[start DATA LISTING]

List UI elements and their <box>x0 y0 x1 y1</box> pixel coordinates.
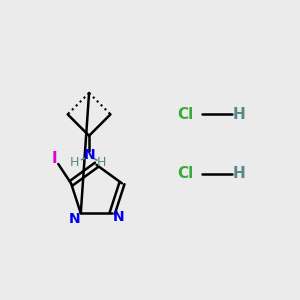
Text: Cl: Cl <box>178 166 194 181</box>
Text: H: H <box>233 107 245 122</box>
Text: H: H <box>233 166 245 181</box>
Text: N: N <box>113 210 124 224</box>
Text: N: N <box>68 212 80 226</box>
Text: N: N <box>83 148 95 162</box>
Text: I: I <box>52 151 58 166</box>
Text: H: H <box>96 156 106 169</box>
Text: H: H <box>70 156 80 169</box>
Text: Cl: Cl <box>178 107 194 122</box>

[end DATA LISTING]

* **PROBLEM STATEMENT**: Identify every line in the records that contains the word "their" and copy each such line. Case counts.

* **REPLY**:
List UI elements and their <box>x0 y0 x1 y1</box> pixel coordinates.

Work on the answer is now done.